* Begin DATA FOR PROCESSING *

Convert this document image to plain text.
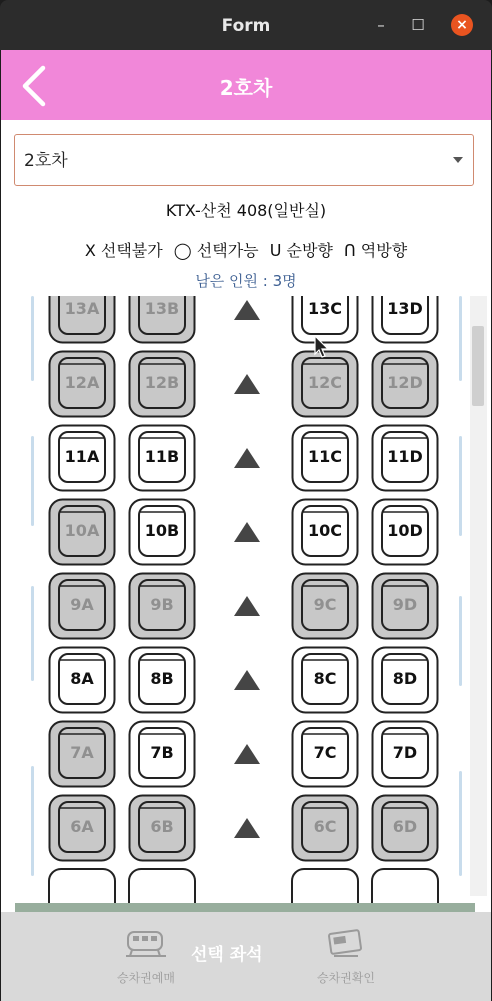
Form	–	☐	×
2호차
2호차
KTX-산천 408(일반실)
X 선택불가 ◯ 선택가능 ᑌ 순방향 ᑎ 역방향
남은 인원 : 3명
13A	13B	13C	13D
12A	12B	12C	12D
11A	11B	11C	11D
10A	10B	10C	10D
9A	9B	9C	9D
8A	8B	8C	8D
7A	7B	7C	7D
6A	6B	6C	6D
승차권예매
선택 좌석
승차권확인
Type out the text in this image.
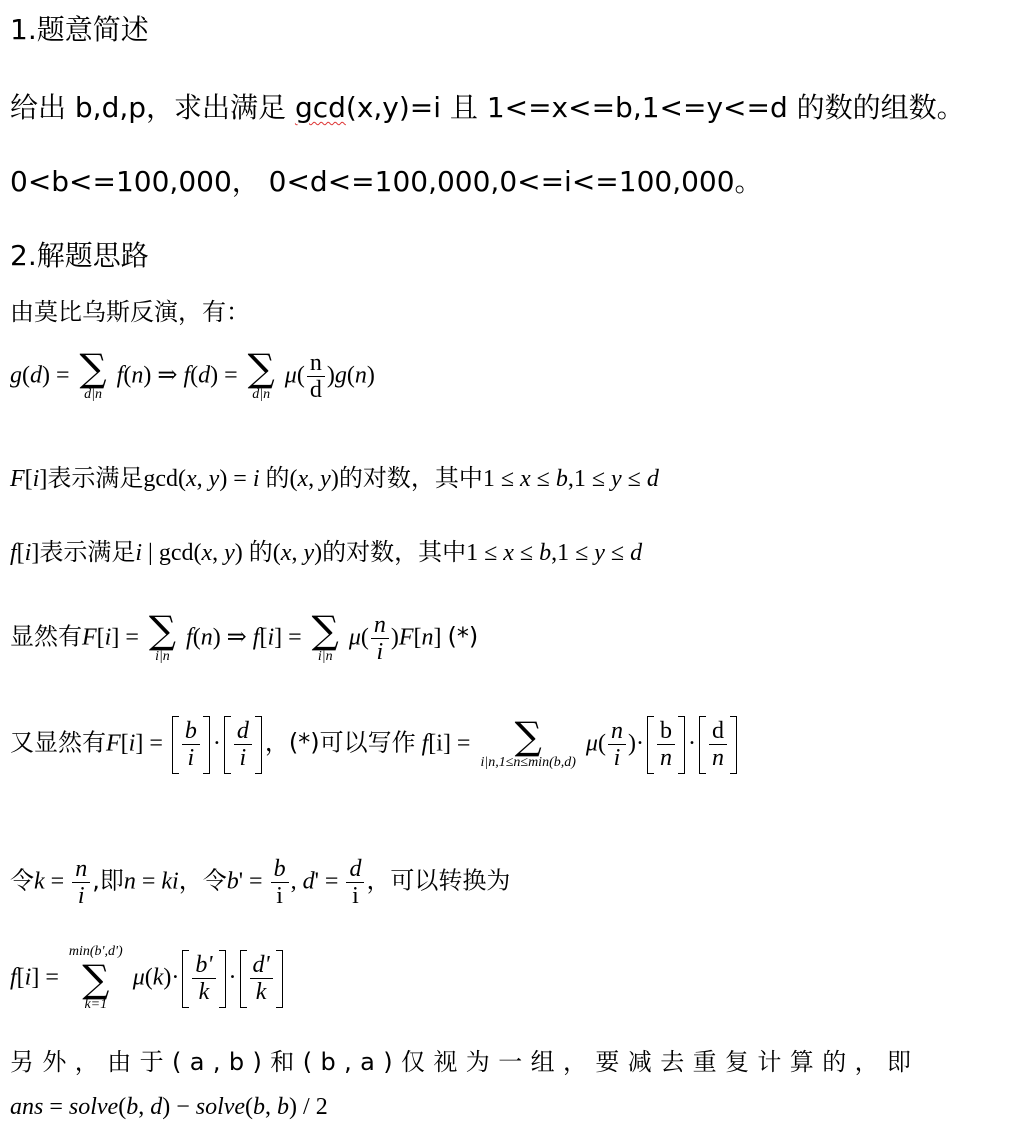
1.题意简述
给出 b,d,p，求出满足 gcd(x,y)=i 且 1<=x<=b,1<=y<=d 的数的组数。
0<b<=100,000， 0<d<=100,000,0<=i<=100,000。
2.解题思路
由莫比乌斯反演，有：
g(d) = ∑
d|n
f(n) ⇒ f(d) = ∑
d|n
$\mu( \frac{n}{d} )g(n)$
F[i]表示满足gcd(x, y) = i 的(x, y)的对数，其中1 ≤ x ≤ b,1 ≤ y ≤ d
f[i]表示满足i | gcd(x, y) 的(x, y)的对数，其中1 ≤ x ≤ b,1 ≤ y ≤ d
显然有F[i] = ∑
i|n
f(n) ⇒ f[i] = ∑
i|n
$\mu( \frac{n}{i} )F[n]$ (*)
又显然有$F[i] = \frac{b}{i} \cdot \frac{d}{i}$ ，(*)可以写作 f[i] = ∑
i|n,1≤n≤min(b,d)
$\mu( \frac{n}{i}$ )· $\frac{b}{n} \cdot \frac{d}{n}$
令$k = \frac{n}{i}$ ,即n = ki，令$b' = \frac{b}{i}$ , $d' = \frac{d}{i}$ ，可以转换为
f[i] =
min(b',d')
∑
k=1
$\mu(k)\cdot \frac{b'}{k} \cdot \frac{d'}{k}$
另外，由于(a,b)和(b,a)仅视为一组，要减去重复计算的，即
ans = solve(b, d) − solve(b, b) / 2
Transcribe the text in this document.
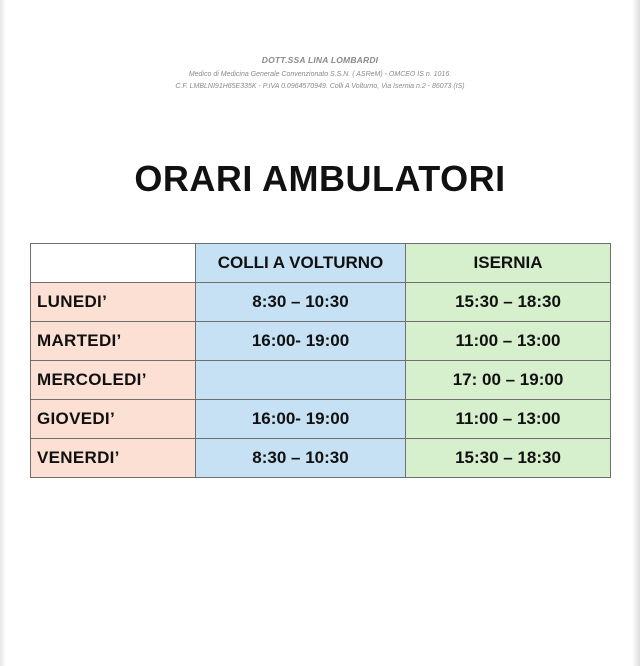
DOTT.SSA LINA LOMBARDI
Medico di Medicina Generale Convenzionato S.S.N. ( ASReM) - OMCEO IS n. 1016.
C.F. LMBLNI91H65E335K - P.IVA 0.0964570949. Colli A Volturno, Via Isernia n.2 - 86073 (IS)
ORARI AMBULATORI
	COLLI A VOLTURNO	ISERNIA
LUNEDI’	8:30 – 10:30	15:30 – 18:30
MARTEDI’	16:00- 19:00	11:00 – 13:00
MERCOLEDI’		17: 00 – 19:00
GIOVEDI’	16:00- 19:00	11:00 – 13:00
VENERDI’	8:30 – 10:30	15:30 – 18:30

* End DATA FOR PROCESSING *

TASK BRIEF.
Omit pictures; set down the rest of the material word for word.

REPLY TO THE TASK.
Convert this document image to plain text.
Form	–	☐	×
2호차
2호차
KTX-산천 408(일반실)
X 선택불가 ◯ 선택가능 ᑌ 순방향 ᑎ 역방향
남은 인원 : 3명
13A	13B	13C	13D
12A	12B	12C	12D
11A	11B	11C	11D
10A	10B	10C	10D
9A	9B	9C	9D
8A	8B	8C	8D
7A	7B	7C	7D
6A	6B	6C	6D
승차권예매
선택 좌석
승차권확인
Type out the text in this image.
1.题意简述
给出 b,d,p，求出满足 gcd(x,y)=i 且 1<=x<=b,1<=y<=d 的数的组数。
0<b<=100,000， 0<d<=100,000,0<=i<=100,000。
2.解题思路
由莫比乌斯反演，有：
g(d) = ∑
d|n
f(n) ⇒ f(d) = ∑
d|n
$\mu( \frac{n}{d} )g(n)$
F[i]表示满足gcd(x, y) = i 的(x, y)的对数，其中1 ≤ x ≤ b,1 ≤ y ≤ d
f[i]表示满足i | gcd(x, y) 的(x, y)的对数，其中1 ≤ x ≤ b,1 ≤ y ≤ d
显然有F[i] = ∑
i|n
f(n) ⇒ f[i] = ∑
i|n
$\mu( \frac{n}{i} )F[n]$ (*)
又显然有$F[i] = \frac{b}{i} \cdot \frac{d}{i}$ ，(*)可以写作 f[i] = ∑
i|n,1≤n≤min(b,d)
$\mu( \frac{n}{i}$ )· $\frac{b}{n} \cdot \frac{d}{n}$
令$k = \frac{n}{i}$ ,即n = ki，令$b' = \frac{b}{i}$ , $d' = \frac{d}{i}$ ，可以转换为
f[i] =
min(b',d')
∑
k=1
$\mu(k)\cdot \frac{b'}{k} \cdot \frac{d'}{k}$
另外，由于(a,b)和(b,a)仅视为一组，要减去重复计算的，即
ans = solve(b, d) − solve(b, b) / 2
Transcribe the text in this document.
DOTT.SSA LINA LOMBARDI
Medico di Medicina Generale Convenzionato S.S.N. ( ASReM) - OMCEO IS n. 1016.
C.F. LMBLNI91H65E335K - P.IVA 0.0964570949. Colli A Volturno, Via Isernia n.2 - 86073 (IS)
ORARI AMBULATORI
	COLLI A VOLTURNO	ISERNIA
LUNEDI’	8:30 – 10:30	15:30 – 18:30
MARTEDI’	16:00- 19:00	11:00 – 13:00
MERCOLEDI’		17: 00 – 19:00
GIOVEDI’	16:00- 19:00	11:00 – 13:00
VENERDI’	8:30 – 10:30	15:30 – 18:30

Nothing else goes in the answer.